◆ **The problem**: Write the entries below out again exactly; any picture in them stays out.

◆ **The data**:
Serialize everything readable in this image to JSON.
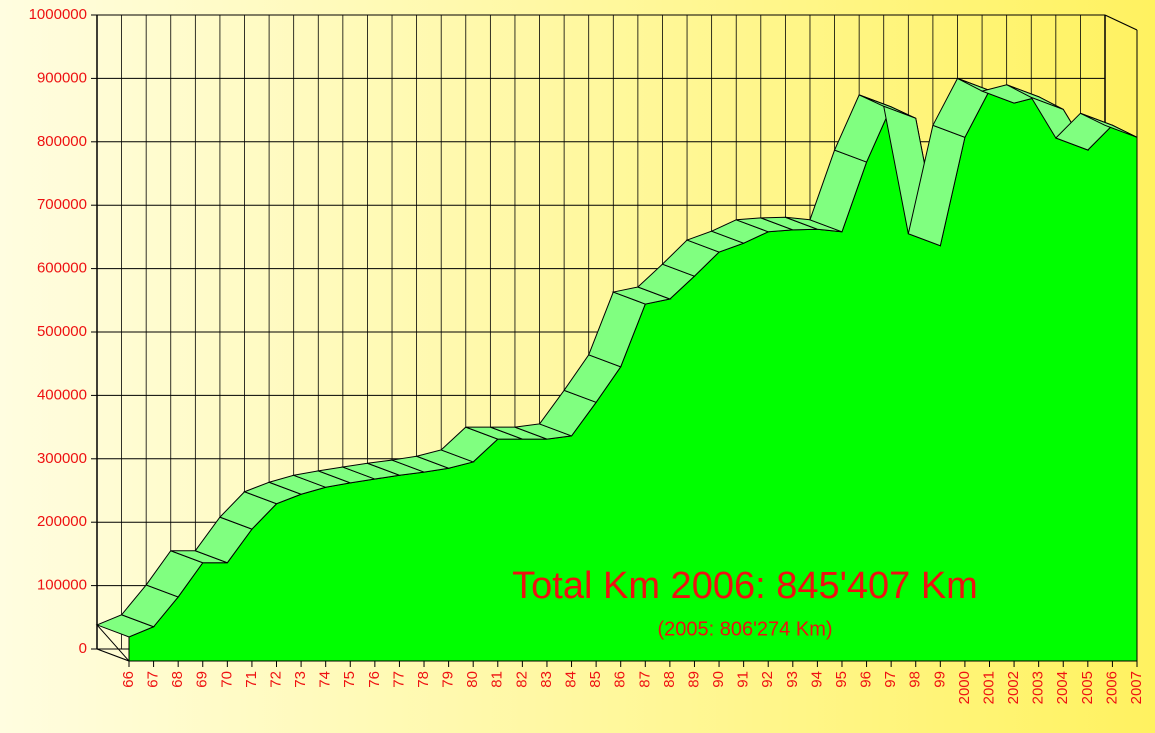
{
  "chart_data": {
    "type": "area3d",
    "categories": [
      "66",
      "67",
      "68",
      "69",
      "70",
      "71",
      "72",
      "73",
      "74",
      "75",
      "76",
      "77",
      "78",
      "79",
      "80",
      "81",
      "82",
      "83",
      "84",
      "85",
      "86",
      "87",
      "88",
      "89",
      "90",
      "91",
      "92",
      "93",
      "94",
      "95",
      "96",
      "97",
      "98",
      "99",
      "2000",
      "2001",
      "2002",
      "2003",
      "2004",
      "2005",
      "2006",
      "2007"
    ],
    "values": [
      38000,
      54000,
      101000,
      155000,
      155000,
      208000,
      248000,
      263000,
      274000,
      281000,
      287000,
      293000,
      298000,
      304000,
      314000,
      350000,
      350000,
      350000,
      355000,
      408000,
      464000,
      563000,
      571000,
      607000,
      645000,
      659000,
      677000,
      680000,
      681000,
      677000,
      787000,
      874000,
      856000,
      655000,
      826000,
      900000,
      880000,
      890000,
      870000,
      806000,
      845000,
      826000
    ],
    "color": "#00ff00",
    "ylim": [
      0,
      1000000
    ],
    "yticks": [
      0,
      100000,
      200000,
      300000,
      400000,
      500000,
      600000,
      700000,
      800000,
      900000,
      1000000
    ],
    "grid": true,
    "annotations": [
      "Total Km 2006:   845'407 Km",
      "(2005: 806'274 Km)"
    ]
  }
}
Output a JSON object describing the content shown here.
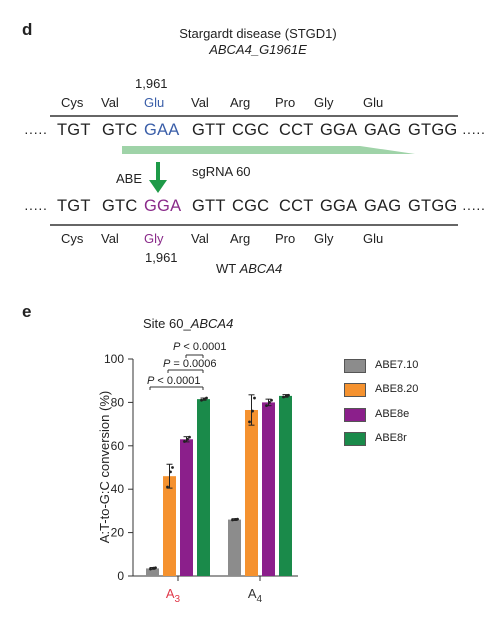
{
  "panel_d": {
    "label": "d",
    "title": "Stargardt disease (STGD1)",
    "subtitle": "ABCA4_G1961E",
    "position_top": "1,961",
    "position_bottom": "1,961",
    "aa_top": [
      "Cys",
      "Val",
      "Glu",
      "Val",
      "Arg",
      "Pro",
      "Gly",
      "Glu"
    ],
    "aa_bottom": [
      "Cys",
      "Val",
      "Gly",
      "Val",
      "Arg",
      "Pro",
      "Gly",
      "Glu"
    ],
    "seq_top": [
      "TGT",
      "GTC",
      "GAA",
      "GTT",
      "CGC",
      "CCT",
      "GGA",
      "GAG",
      "GTGG"
    ],
    "seq_bottom": [
      "TGT",
      "GTC",
      "GGA",
      "GTT",
      "CGC",
      "CCT",
      "GGA",
      "GAG",
      "GTGG"
    ],
    "dots": "·····",
    "sgrna_label": "sgRNA 60",
    "arrow_label": "ABE",
    "wt_prefix": "WT ",
    "wt_gene": "ABCA4",
    "colors": {
      "glu": "#3a5ea8",
      "gly": "#8a2b8a",
      "sgrna": "#9fd3a8",
      "arrow": "#1e9a48"
    }
  },
  "panel_e": {
    "label": "e",
    "title_prefix": "Site 60_",
    "title_gene": "ABCA4",
    "significance": [
      "P < 0.0001",
      "P = 0.0006",
      "P < 0.0001"
    ],
    "x_group_labels": [
      {
        "base": "A",
        "sub": "3",
        "color": "#e0394a"
      },
      {
        "base": "A",
        "sub": "4",
        "color": "#333333"
      }
    ]
  },
  "chart_data": {
    "type": "bar",
    "categories": [
      "A3",
      "A4"
    ],
    "ylabel": "A:T-to-G:C conversion (%)",
    "xlabel": "",
    "ylim": [
      0,
      100
    ],
    "yticks": [
      0,
      20,
      40,
      60,
      80,
      100
    ],
    "series": [
      {
        "name": "ABE7.10",
        "color": "#8c8c8c",
        "values": [
          3.5,
          26
        ],
        "errors": [
          0.4,
          0.4
        ]
      },
      {
        "name": "ABE8.20",
        "color": "#f5922f",
        "values": [
          46,
          76.5
        ],
        "errors": [
          5.5,
          7
        ]
      },
      {
        "name": "ABE8e",
        "color": "#8b1f8b",
        "values": [
          63,
          80
        ],
        "errors": [
          1.2,
          1.5
        ]
      },
      {
        "name": "ABE8r",
        "color": "#1a8a4a",
        "values": [
          81.5,
          83
        ],
        "errors": [
          0.5,
          0.6
        ]
      }
    ],
    "points": [
      [
        [
          3.2,
          3.6,
          3.8
        ],
        [
          25.8,
          26.1,
          26.2
        ]
      ],
      [
        [
          41,
          48,
          50
        ],
        [
          71,
          76,
          82
        ]
      ],
      [
        [
          62,
          63,
          64
        ],
        [
          78.5,
          80,
          81
        ]
      ],
      [
        [
          81,
          81.5,
          82
        ],
        [
          82.5,
          83,
          83.3
        ]
      ]
    ]
  }
}
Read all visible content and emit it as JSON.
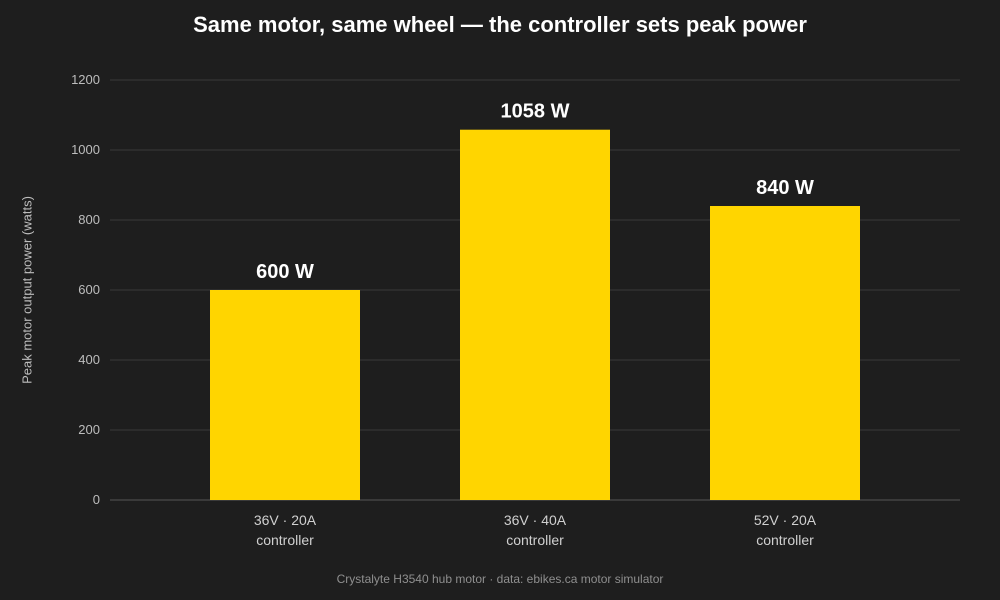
{
  "chart_data": {
    "type": "bar",
    "title": "Same motor, same wheel — the controller sets peak power",
    "ylabel": "Peak motor output power (watts)",
    "xlabel": "",
    "categories": [
      [
        "36V · 20A",
        "controller"
      ],
      [
        "36V · 40A",
        "controller"
      ],
      [
        "52V · 20A",
        "controller"
      ]
    ],
    "values": [
      600,
      1058,
      840
    ],
    "value_labels": [
      "600 W",
      "1058 W",
      "840 W"
    ],
    "ylim": [
      0,
      1200
    ],
    "yticks": [
      0,
      200,
      400,
      600,
      800,
      1000,
      1200
    ],
    "grid": true,
    "bar_color": "#ffd500",
    "grid_color": "#3a3a3a",
    "source_note": "Crystalyte H3540 hub motor · data: ebikes.ca motor simulator"
  }
}
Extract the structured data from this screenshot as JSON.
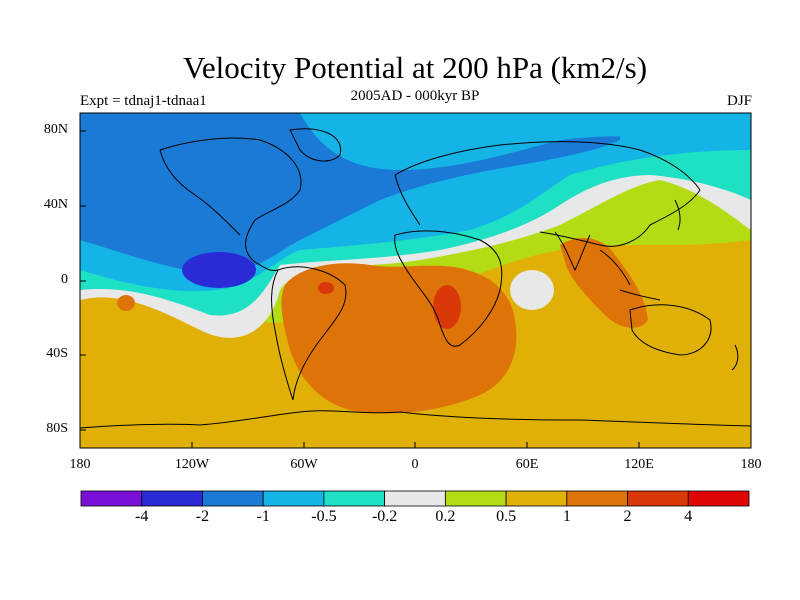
{
  "title": "Velocity Potential at 200 hPa (km2/s)",
  "left_string": "Expt = tdnaj1-tdnaa1",
  "center_string": "2005AD - 000kyr BP",
  "right_string": "DJF",
  "lat_labels": [
    "80N",
    "40N",
    "0",
    "40S",
    "80S"
  ],
  "lon_labels": [
    "180",
    "120W",
    "60W",
    "0",
    "60E",
    "120E",
    "180"
  ],
  "colorbar": {
    "colors": [
      "#7a10d8",
      "#2a2ad6",
      "#1a7ad6",
      "#14b4e6",
      "#1ee0c4",
      "#e8e8e8",
      "#b4dc14",
      "#e0b006",
      "#de7408",
      "#da3808",
      "#e00606"
    ],
    "labels": [
      "-4",
      "-2",
      "-1",
      "-0.5",
      "-0.2",
      "0.2",
      "0.5",
      "1",
      "2",
      "4"
    ]
  }
}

◆ **Finished exercise**:
Serialize everything readable in this image to JSON.
{
  "chart_data": {
    "type": "area3d",
    "categories": [
      "66",
      "67",
      "68",
      "69",
      "70",
      "71",
      "72",
      "73",
      "74",
      "75",
      "76",
      "77",
      "78",
      "79",
      "80",
      "81",
      "82",
      "83",
      "84",
      "85",
      "86",
      "87",
      "88",
      "89",
      "90",
      "91",
      "92",
      "93",
      "94",
      "95",
      "96",
      "97",
      "98",
      "99",
      "2000",
      "2001",
      "2002",
      "2003",
      "2004",
      "2005",
      "2006",
      "2007"
    ],
    "values": [
      38000,
      54000,
      101000,
      155000,
      155000,
      208000,
      248000,
      263000,
      274000,
      281000,
      287000,
      293000,
      298000,
      304000,
      314000,
      350000,
      350000,
      350000,
      355000,
      408000,
      464000,
      563000,
      571000,
      607000,
      645000,
      659000,
      677000,
      680000,
      681000,
      677000,
      787000,
      874000,
      856000,
      655000,
      826000,
      900000,
      880000,
      890000,
      870000,
      806000,
      845000,
      826000
    ],
    "color": "#00ff00",
    "ylim": [
      0,
      1000000
    ],
    "yticks": [
      0,
      100000,
      200000,
      300000,
      400000,
      500000,
      600000,
      700000,
      800000,
      900000,
      1000000
    ],
    "grid": true,
    "annotations": [
      "Total Km 2006:   845'407 Km",
      "(2005: 806'274 Km)"
    ]
  }
}
Output a JSON object describing the content shown here.
{
  "panel_d": {
    "label": "d",
    "title": "Stargardt disease (STGD1)",
    "subtitle": "ABCA4_G1961E",
    "position_top": "1,961",
    "position_bottom": "1,961",
    "aa_top": [
      "Cys",
      "Val",
      "Glu",
      "Val",
      "Arg",
      "Pro",
      "Gly",
      "Glu"
    ],
    "aa_bottom": [
      "Cys",
      "Val",
      "Gly",
      "Val",
      "Arg",
      "Pro",
      "Gly",
      "Glu"
    ],
    "seq_top": [
      "TGT",
      "GTC",
      "GAA",
      "GTT",
      "CGC",
      "CCT",
      "GGA",
      "GAG",
      "GTGG"
    ],
    "seq_bottom": [
      "TGT",
      "GTC",
      "GGA",
      "GTT",
      "CGC",
      "CCT",
      "GGA",
      "GAG",
      "GTGG"
    ],
    "dots": "·····",
    "sgrna_label": "sgRNA 60",
    "arrow_label": "ABE",
    "wt_prefix": "WT ",
    "wt_gene": "ABCA4",
    "colors": {
      "glu": "#3a5ea8",
      "gly": "#8a2b8a",
      "sgrna": "#9fd3a8",
      "arrow": "#1e9a48"
    }
  },
  "panel_e": {
    "label": "e",
    "title_prefix": "Site 60_",
    "title_gene": "ABCA4",
    "significance": [
      "P < 0.0001",
      "P = 0.0006",
      "P < 0.0001"
    ],
    "x_group_labels": [
      {
        "base": "A",
        "sub": "3",
        "color": "#e0394a"
      },
      {
        "base": "A",
        "sub": "4",
        "color": "#333333"
      }
    ]
  },
  "chart_data": {
    "type": "bar",
    "categories": [
      "A3",
      "A4"
    ],
    "ylabel": "A:T-to-G:C conversion (%)",
    "xlabel": "",
    "ylim": [
      0,
      100
    ],
    "yticks": [
      0,
      20,
      40,
      60,
      80,
      100
    ],
    "series": [
      {
        "name": "ABE7.10",
        "color": "#8c8c8c",
        "values": [
          3.5,
          26
        ],
        "errors": [
          0.4,
          0.4
        ]
      },
      {
        "name": "ABE8.20",
        "color": "#f5922f",
        "values": [
          46,
          76.5
        ],
        "errors": [
          5.5,
          7
        ]
      },
      {
        "name": "ABE8e",
        "color": "#8b1f8b",
        "values": [
          63,
          80
        ],
        "errors": [
          1.2,
          1.5
        ]
      },
      {
        "name": "ABE8r",
        "color": "#1a8a4a",
        "values": [
          81.5,
          83
        ],
        "errors": [
          0.5,
          0.6
        ]
      }
    ],
    "points": [
      [
        [
          3.2,
          3.6,
          3.8
        ],
        [
          25.8,
          26.1,
          26.2
        ]
      ],
      [
        [
          41,
          48,
          50
        ],
        [
          71,
          76,
          82
        ]
      ],
      [
        [
          62,
          63,
          64
        ],
        [
          78.5,
          80,
          81
        ]
      ],
      [
        [
          81,
          81.5,
          82
        ],
        [
          82.5,
          83,
          83.3
        ]
      ]
    ]
  }
}
Read all visible content and emit it as JSON.
{
  "chart_data": {
    "type": "bar",
    "title": "Same motor, same wheel — the controller sets peak power",
    "ylabel": "Peak motor output power (watts)",
    "xlabel": "",
    "categories": [
      [
        "36V · 20A",
        "controller"
      ],
      [
        "36V · 40A",
        "controller"
      ],
      [
        "52V · 20A",
        "controller"
      ]
    ],
    "values": [
      600,
      1058,
      840
    ],
    "value_labels": [
      "600 W",
      "1058 W",
      "840 W"
    ],
    "ylim": [
      0,
      1200
    ],
    "yticks": [
      0,
      200,
      400,
      600,
      800,
      1000,
      1200
    ],
    "grid": true,
    "bar_color": "#ffd500",
    "grid_color": "#3a3a3a",
    "source_note": "Crystalyte H3540 hub motor · data: ebikes.ca motor simulator"
  }
}
Extract the structured data from this screenshot as JSON.
{
  "title": "Velocity Potential at 200 hPa (km2/s)",
  "left_string": "Expt = tdnaj1-tdnaa1",
  "center_string": "2005AD - 000kyr BP",
  "right_string": "DJF",
  "lat_labels": [
    "80N",
    "40N",
    "0",
    "40S",
    "80S"
  ],
  "lon_labels": [
    "180",
    "120W",
    "60W",
    "0",
    "60E",
    "120E",
    "180"
  ],
  "colorbar": {
    "colors": [
      "#7a10d8",
      "#2a2ad6",
      "#1a7ad6",
      "#14b4e6",
      "#1ee0c4",
      "#e8e8e8",
      "#b4dc14",
      "#e0b006",
      "#de7408",
      "#da3808",
      "#e00606"
    ],
    "labels": [
      "-4",
      "-2",
      "-1",
      "-0.5",
      "-0.2",
      "0.2",
      "0.5",
      "1",
      "2",
      "4"
    ]
  }
}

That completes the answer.